==== TEXT PASSAGE

Re: Bug in Solve?
- To: mathgroup at smc.vnet.net
- Subject: [mg102949] Re: Bug in Solve?
- From: Albert Retey <awnl at gmx-topmail.de>
- Date: Thu, 3 Sep 2009 05:37:12 -0400 (EDT)
- References: <h7l8rh$35s$1@smc.vnet.net>
tonysin wrote:
> I am just trying to learn Mathematica. What am I doing wrong here?
>
> I have a very simple equation:
>
> x^3 - 15 x + 2 = 0
>
> When I plot it in Mathematica 7,
>
> ClearAll[*]
> f[x_] := x^3 - 15 x + 2
> Plot[f[x], {x, -5, 5}]
>
>
> it gives the expected graph of a cubic, with three real roots near -4,
> 0, and 4.
>
>
> When I NSolve it,
>
> NSolve[f[x] == 0, x]
>
> it gives
>
> {{x -> -3.938}, {x -> 0.133492}, {x -> 3.80451}}
>
> which is exactly what you would expect from the graph.
>
> But when I Solve it
>
> Solve[f[x] == 0, x]
>
> it gives this mess
>
> {{x -> 5/(-1 + 2 I Sqrt[31])^(1/3) + (-1 + 2 I Sqrt[31])^(
> 1/3)}, {x -> -((5 (1 + I Sqrt[3]))/(
> 2 (-1 + 2 I Sqrt[31])^(1/3))) -
> 1/2 (1 - I Sqrt[3]) (-1 + 2 I Sqrt[31])^(1/3)}, {x -> -((
> 5 (1 - I Sqrt[3]))/(2 (-1 + 2 I Sqrt[31])^(1/3))) -
> 1/2 (1 + I Sqrt[3]) (-1 + 2 I Sqrt[31])^(1/3)}}
>
>
> I don't know how it looks in your font, but that "I" in each solution
> is the imaginary i. Solve is saying this equation has no real roots,
> even though the graph clearly shows that all three roots are real.
>
> Can someone tell me if I am doing something wrong, or am I expecting
> something wrong, or if I just can't trust Mathematica? Thanks for any
> help.
Nothing wrong, you just need to realize that an expression can be real
valued, even if it contains I at some point, e.g.: Exp[2 Pi I]
It is easy to check that this is the case here:
Solve[f[x] == 0, x]//N
actually you will find that there will be left some very small imaginary
parts, which you could get rid off with:
Solve[f[x] == 0, x] // N // Chop
If you don't trust the numerics, you can also do this to check that the
imaginary parts are indeed zero for all three solutions:
FullSimplify[Im[x] /. Solve[x^3 - 15 x + 2 == 0, x]]
hth,
albert

========

### SET TASKS:
1/ Print the passage of the Mathematica forum thread starting at "- To: mathgroup" and ending at "05:37:12 -0400 (EDT)".
2/ In the Mathematica forum thread, which command does the reply offer for removing the very small imaginary parts left in the numerical solutions?

==== GIVEN INFORMATION

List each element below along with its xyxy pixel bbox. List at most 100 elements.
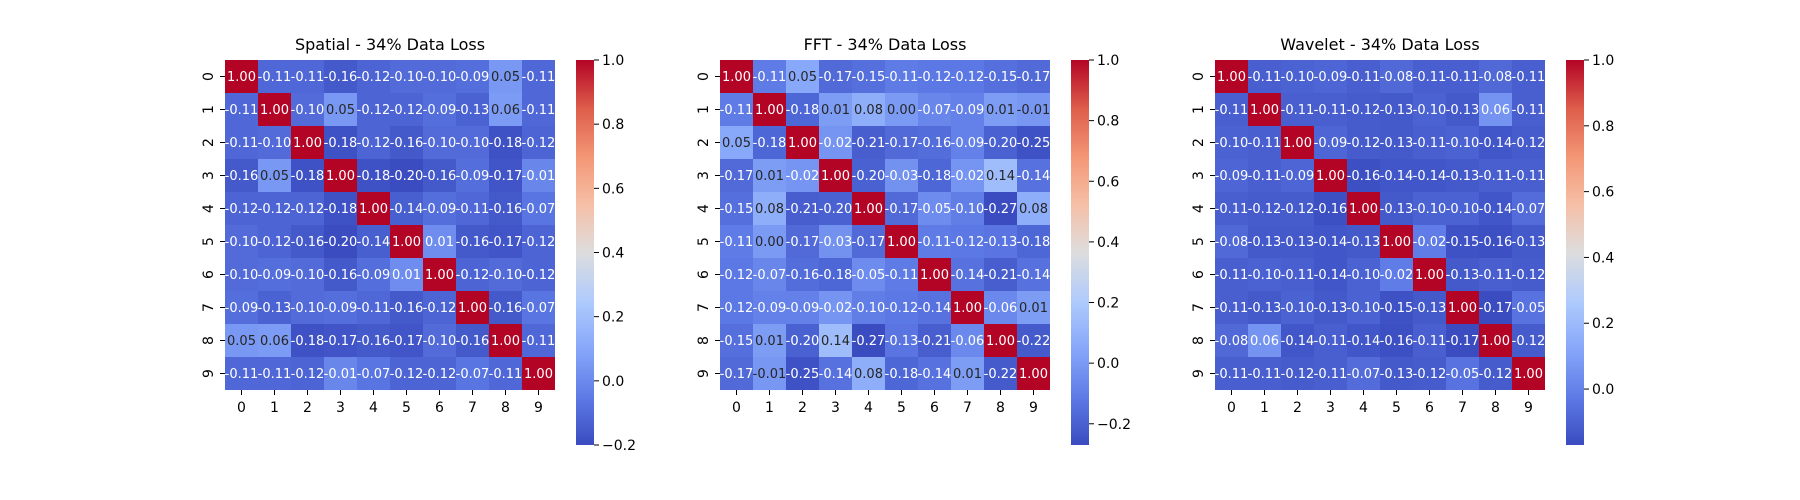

========

### EXERCISE RESULTS:
1/
- To: mathgroup at smc.vnet.net
- Subject: [mg102949] Re: Bug in Solve?
- From: Albert Retey <awnl at gmx-topmail.de>
- Date: Thu, 3 Sep 2009 05:37:12 -0400 (EDT)

2/ Solve[f[x] == 0, x] // N // Chop